> Written exercise
Give back the records below exactly, every one, with no pictures.

> Records provided
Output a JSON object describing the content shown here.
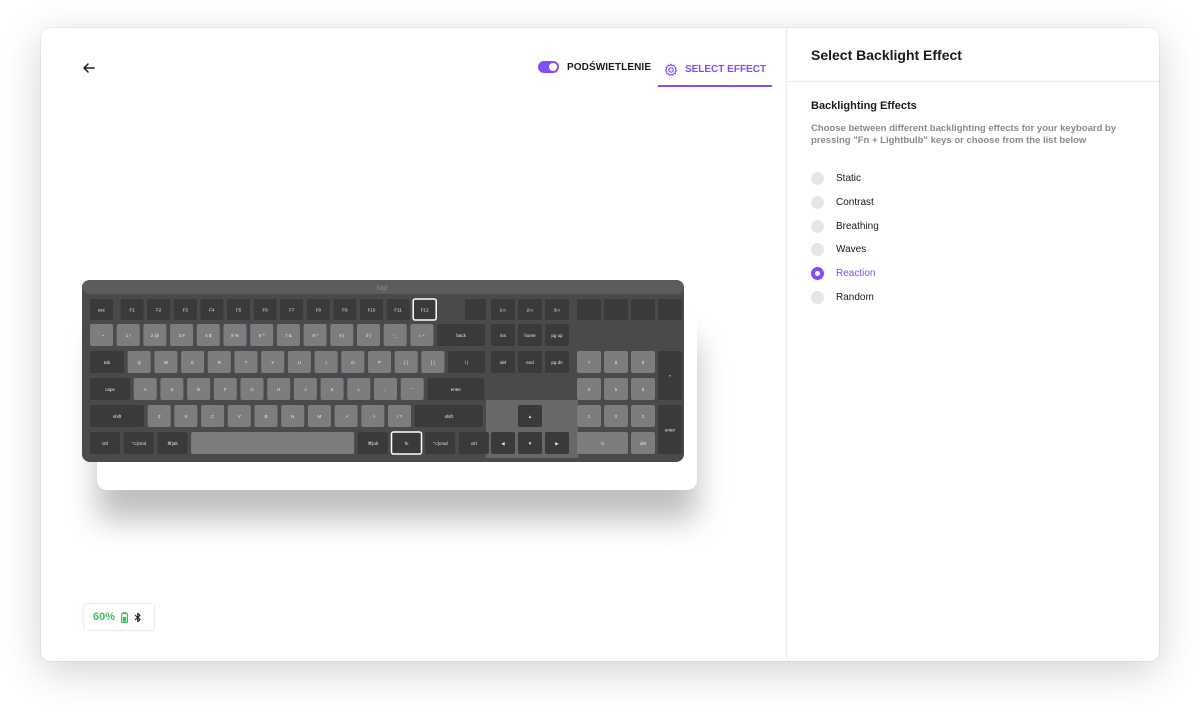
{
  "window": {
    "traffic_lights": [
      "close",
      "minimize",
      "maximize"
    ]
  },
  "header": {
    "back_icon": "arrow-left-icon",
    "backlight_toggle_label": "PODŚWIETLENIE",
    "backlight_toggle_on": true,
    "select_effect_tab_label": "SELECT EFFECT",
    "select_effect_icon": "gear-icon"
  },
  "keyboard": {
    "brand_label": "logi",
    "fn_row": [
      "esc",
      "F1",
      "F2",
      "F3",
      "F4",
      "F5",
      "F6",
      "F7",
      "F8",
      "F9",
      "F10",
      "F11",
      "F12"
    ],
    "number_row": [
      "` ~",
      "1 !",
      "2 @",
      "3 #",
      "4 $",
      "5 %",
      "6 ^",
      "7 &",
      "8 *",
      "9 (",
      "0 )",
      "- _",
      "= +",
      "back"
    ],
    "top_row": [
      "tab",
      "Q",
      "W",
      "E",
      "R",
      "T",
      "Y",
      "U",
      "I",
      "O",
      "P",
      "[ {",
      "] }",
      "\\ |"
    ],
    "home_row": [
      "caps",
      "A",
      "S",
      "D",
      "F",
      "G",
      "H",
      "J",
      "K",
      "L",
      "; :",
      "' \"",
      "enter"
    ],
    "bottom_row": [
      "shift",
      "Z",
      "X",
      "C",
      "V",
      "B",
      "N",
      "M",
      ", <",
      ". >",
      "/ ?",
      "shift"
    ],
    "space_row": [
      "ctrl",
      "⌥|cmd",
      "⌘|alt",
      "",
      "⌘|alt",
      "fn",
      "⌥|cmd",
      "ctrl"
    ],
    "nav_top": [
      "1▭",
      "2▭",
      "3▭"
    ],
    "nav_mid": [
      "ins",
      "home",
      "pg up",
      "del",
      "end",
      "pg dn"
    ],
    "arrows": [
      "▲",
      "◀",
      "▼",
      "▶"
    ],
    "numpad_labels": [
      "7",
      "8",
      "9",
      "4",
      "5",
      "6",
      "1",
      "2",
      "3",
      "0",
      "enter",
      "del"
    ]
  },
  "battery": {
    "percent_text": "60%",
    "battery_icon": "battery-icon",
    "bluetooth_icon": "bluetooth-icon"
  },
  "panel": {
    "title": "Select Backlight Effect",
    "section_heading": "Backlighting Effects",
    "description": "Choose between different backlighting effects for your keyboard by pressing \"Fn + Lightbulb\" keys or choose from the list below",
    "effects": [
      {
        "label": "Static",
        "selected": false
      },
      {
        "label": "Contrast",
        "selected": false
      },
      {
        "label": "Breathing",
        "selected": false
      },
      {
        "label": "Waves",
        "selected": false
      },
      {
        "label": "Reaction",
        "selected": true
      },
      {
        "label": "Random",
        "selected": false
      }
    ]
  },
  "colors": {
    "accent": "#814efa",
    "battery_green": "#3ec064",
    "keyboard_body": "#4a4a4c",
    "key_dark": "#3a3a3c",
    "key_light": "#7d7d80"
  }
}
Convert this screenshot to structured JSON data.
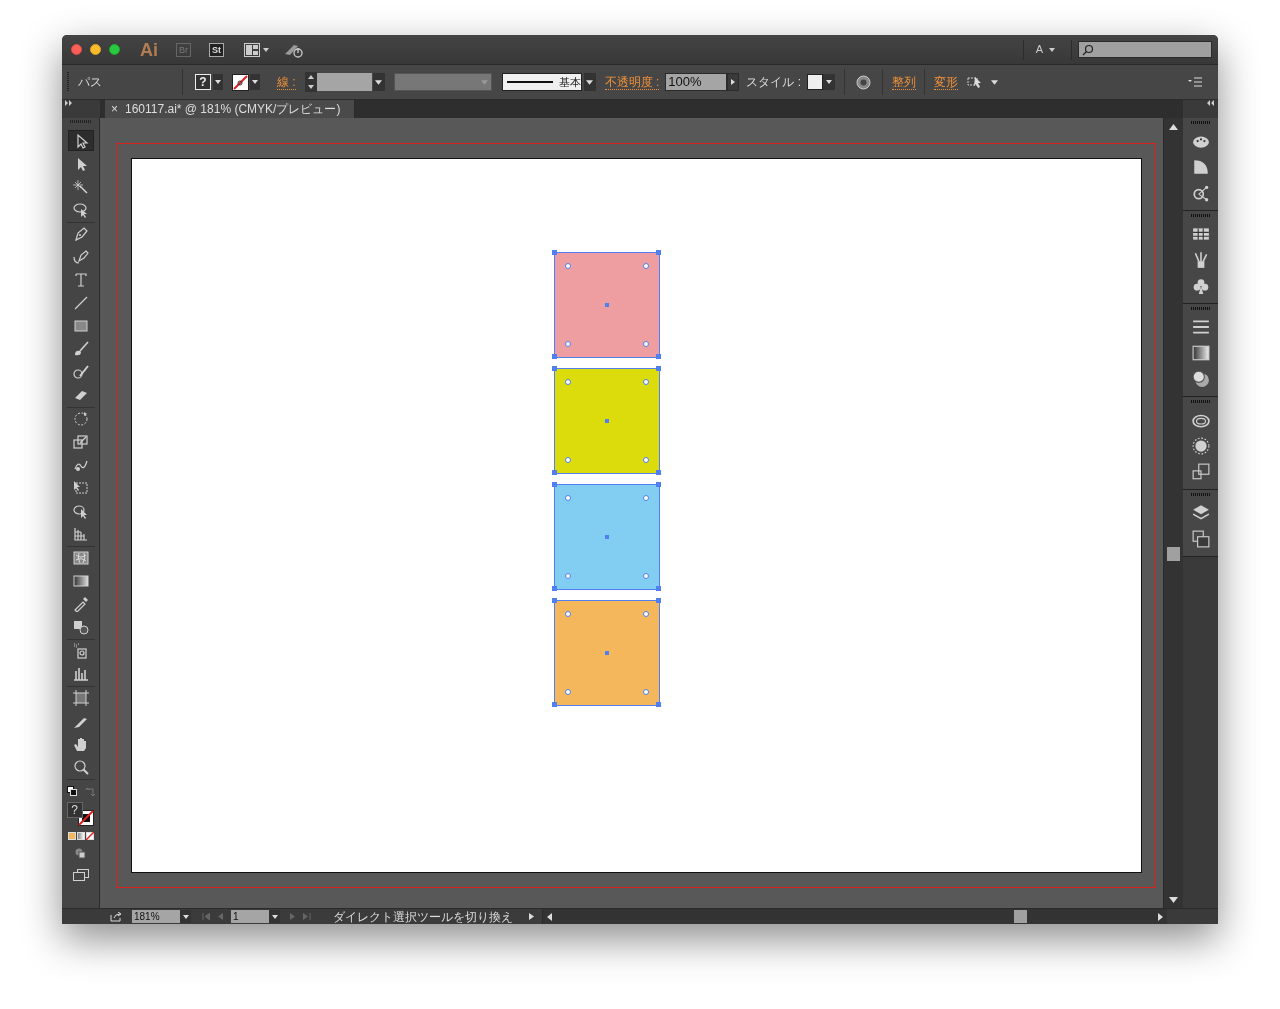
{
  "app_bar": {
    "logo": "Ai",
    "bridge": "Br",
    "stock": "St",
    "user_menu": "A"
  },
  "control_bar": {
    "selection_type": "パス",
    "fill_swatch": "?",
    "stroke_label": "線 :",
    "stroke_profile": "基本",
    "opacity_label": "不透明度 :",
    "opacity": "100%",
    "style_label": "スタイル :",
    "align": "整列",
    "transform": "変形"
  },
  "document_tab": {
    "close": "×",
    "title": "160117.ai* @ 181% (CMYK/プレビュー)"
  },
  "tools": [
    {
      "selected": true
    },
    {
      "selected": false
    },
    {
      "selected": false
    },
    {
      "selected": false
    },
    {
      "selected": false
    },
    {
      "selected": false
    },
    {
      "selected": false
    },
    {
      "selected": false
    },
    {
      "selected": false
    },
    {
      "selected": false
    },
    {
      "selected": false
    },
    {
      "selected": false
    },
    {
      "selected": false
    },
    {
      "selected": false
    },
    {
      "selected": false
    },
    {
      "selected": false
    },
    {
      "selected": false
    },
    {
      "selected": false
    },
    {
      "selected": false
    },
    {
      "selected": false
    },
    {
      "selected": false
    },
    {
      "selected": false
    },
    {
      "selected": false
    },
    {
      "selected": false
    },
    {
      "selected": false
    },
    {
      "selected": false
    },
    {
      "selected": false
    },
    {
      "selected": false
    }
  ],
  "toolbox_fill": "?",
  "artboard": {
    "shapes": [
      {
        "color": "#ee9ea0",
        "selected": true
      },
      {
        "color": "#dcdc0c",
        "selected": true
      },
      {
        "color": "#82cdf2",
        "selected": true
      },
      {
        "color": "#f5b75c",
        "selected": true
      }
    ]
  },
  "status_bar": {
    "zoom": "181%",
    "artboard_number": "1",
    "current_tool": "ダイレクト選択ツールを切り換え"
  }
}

> Solution for this exercise
Output a JSON object describing the content shown here.
{
  "window": {
    "traffic_lights": [
      "close",
      "minimize",
      "maximize"
    ]
  },
  "header": {
    "back_icon": "arrow-left-icon",
    "backlight_toggle_label": "PODŚWIETLENIE",
    "backlight_toggle_on": true,
    "select_effect_tab_label": "SELECT EFFECT",
    "select_effect_icon": "gear-icon"
  },
  "keyboard": {
    "brand_label": "logi",
    "fn_row": [
      "esc",
      "F1",
      "F2",
      "F3",
      "F4",
      "F5",
      "F6",
      "F7",
      "F8",
      "F9",
      "F10",
      "F11",
      "F12"
    ],
    "number_row": [
      "` ~",
      "1 !",
      "2 @",
      "3 #",
      "4 $",
      "5 %",
      "6 ^",
      "7 &",
      "8 *",
      "9 (",
      "0 )",
      "- _",
      "= +",
      "back"
    ],
    "top_row": [
      "tab",
      "Q",
      "W",
      "E",
      "R",
      "T",
      "Y",
      "U",
      "I",
      "O",
      "P",
      "[ {",
      "] }",
      "\\ |"
    ],
    "home_row": [
      "caps",
      "A",
      "S",
      "D",
      "F",
      "G",
      "H",
      "J",
      "K",
      "L",
      "; :",
      "' \"",
      "enter"
    ],
    "bottom_row": [
      "shift",
      "Z",
      "X",
      "C",
      "V",
      "B",
      "N",
      "M",
      ", <",
      ". >",
      "/ ?",
      "shift"
    ],
    "space_row": [
      "ctrl",
      "⌥|cmd",
      "⌘|alt",
      "",
      "⌘|alt",
      "fn",
      "⌥|cmd",
      "ctrl"
    ],
    "nav_top": [
      "1▭",
      "2▭",
      "3▭"
    ],
    "nav_mid": [
      "ins",
      "home",
      "pg up",
      "del",
      "end",
      "pg dn"
    ],
    "arrows": [
      "▲",
      "◀",
      "▼",
      "▶"
    ],
    "numpad_labels": [
      "7",
      "8",
      "9",
      "4",
      "5",
      "6",
      "1",
      "2",
      "3",
      "0",
      "enter",
      "del"
    ]
  },
  "battery": {
    "percent_text": "60%",
    "battery_icon": "battery-icon",
    "bluetooth_icon": "bluetooth-icon"
  },
  "panel": {
    "title": "Select Backlight Effect",
    "section_heading": "Backlighting Effects",
    "description": "Choose between different backlighting effects for your keyboard by pressing \"Fn + Lightbulb\" keys or choose from the list below",
    "effects": [
      {
        "label": "Static",
        "selected": false
      },
      {
        "label": "Contrast",
        "selected": false
      },
      {
        "label": "Breathing",
        "selected": false
      },
      {
        "label": "Waves",
        "selected": false
      },
      {
        "label": "Reaction",
        "selected": true
      },
      {
        "label": "Random",
        "selected": false
      }
    ]
  },
  "colors": {
    "accent": "#814efa",
    "battery_green": "#3ec064",
    "keyboard_body": "#4a4a4c",
    "key_dark": "#3a3a3c",
    "key_light": "#7d7d80"
  }
}
Convert this screenshot to structured JSON data.
{
  "app_bar": {
    "logo": "Ai",
    "bridge": "Br",
    "stock": "St",
    "user_menu": "A"
  },
  "control_bar": {
    "selection_type": "パス",
    "fill_swatch": "?",
    "stroke_label": "線 :",
    "stroke_profile": "基本",
    "opacity_label": "不透明度 :",
    "opacity": "100%",
    "style_label": "スタイル :",
    "align": "整列",
    "transform": "変形"
  },
  "document_tab": {
    "close": "×",
    "title": "160117.ai* @ 181% (CMYK/プレビュー)"
  },
  "tools": [
    {
      "selected": true
    },
    {
      "selected": false
    },
    {
      "selected": false
    },
    {
      "selected": false
    },
    {
      "selected": false
    },
    {
      "selected": false
    },
    {
      "selected": false
    },
    {
      "selected": false
    },
    {
      "selected": false
    },
    {
      "selected": false
    },
    {
      "selected": false
    },
    {
      "selected": false
    },
    {
      "selected": false
    },
    {
      "selected": false
    },
    {
      "selected": false
    },
    {
      "selected": false
    },
    {
      "selected": false
    },
    {
      "selected": false
    },
    {
      "selected": false
    },
    {
      "selected": false
    },
    {
      "selected": false
    },
    {
      "selected": false
    },
    {
      "selected": false
    },
    {
      "selected": false
    },
    {
      "selected": false
    },
    {
      "selected": false
    },
    {
      "selected": false
    },
    {
      "selected": false
    }
  ],
  "toolbox_fill": "?",
  "artboard": {
    "shapes": [
      {
        "color": "#ee9ea0",
        "selected": true
      },
      {
        "color": "#dcdc0c",
        "selected": true
      },
      {
        "color": "#82cdf2",
        "selected": true
      },
      {
        "color": "#f5b75c",
        "selected": true
      }
    ]
  },
  "status_bar": {
    "zoom": "181%",
    "artboard_number": "1",
    "current_tool": "ダイレクト選択ツールを切り換え"
  }
}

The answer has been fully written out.